**Given request**
Return each line that holds the word "биологических".

************

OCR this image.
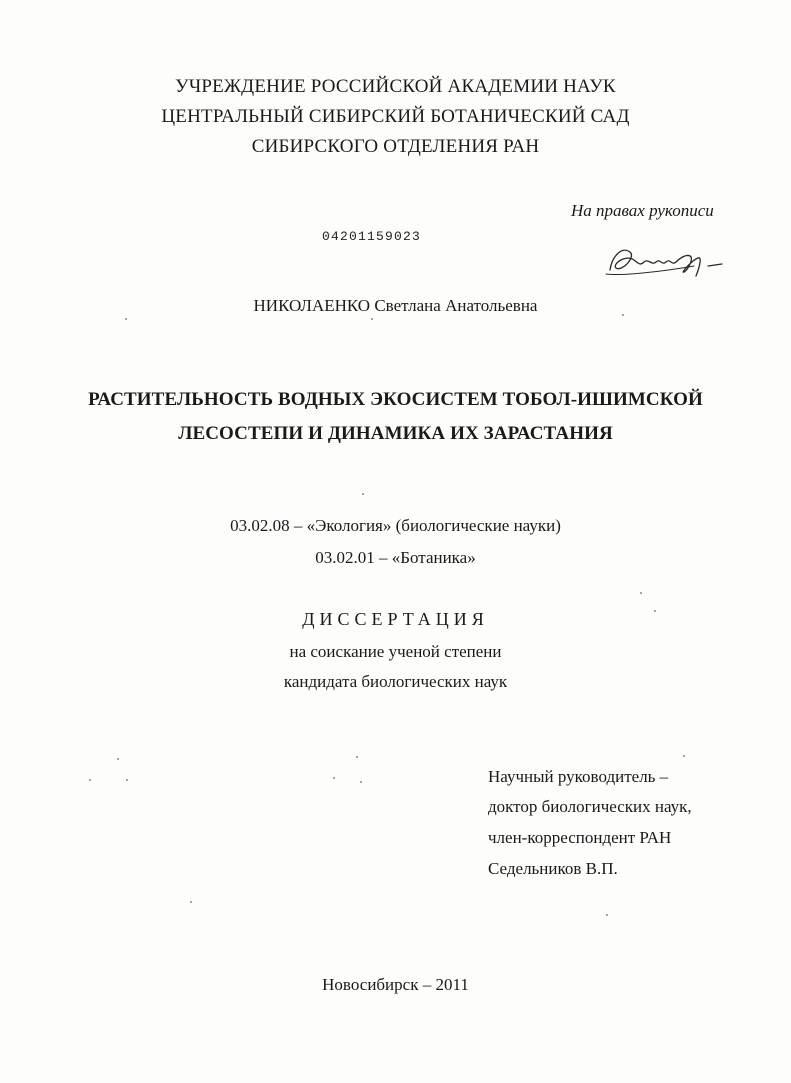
УЧРЕЖДЕНИЕ РОССИЙСКОЙ АКАДЕМИИ НАУК
ЦЕНТРАЛЬНЫЙ СИБИРСКИЙ БОТАНИЧЕСКИЙ САД
СИБИРСКОГО ОТДЕЛЕНИЯ РАН
На правах рукописи
04201159023
НИКОЛАЕНКО Светлана Анатольевна
РАСТИТЕЛЬНОСТЬ ВОДНЫХ ЭКОСИСТЕМ ТОБОЛ-ИШИМСКОЙ
ЛЕСОСТЕПИ И ДИНАМИКА ИХ ЗАРАСТАНИЯ
03.02.08 – «Экология» (биологические науки)
03.02.01 – «Ботаника»
ДИССЕРТАЦИЯ
на соискание ученой степени
кандидата биологических наук
Научный руководитель –
доктор биологических наук,
член-корреспондент РАН
Седельников В.П.
Новосибирск – 2011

************

**The solution**
кандидата биологических наук
доктор биологических наук,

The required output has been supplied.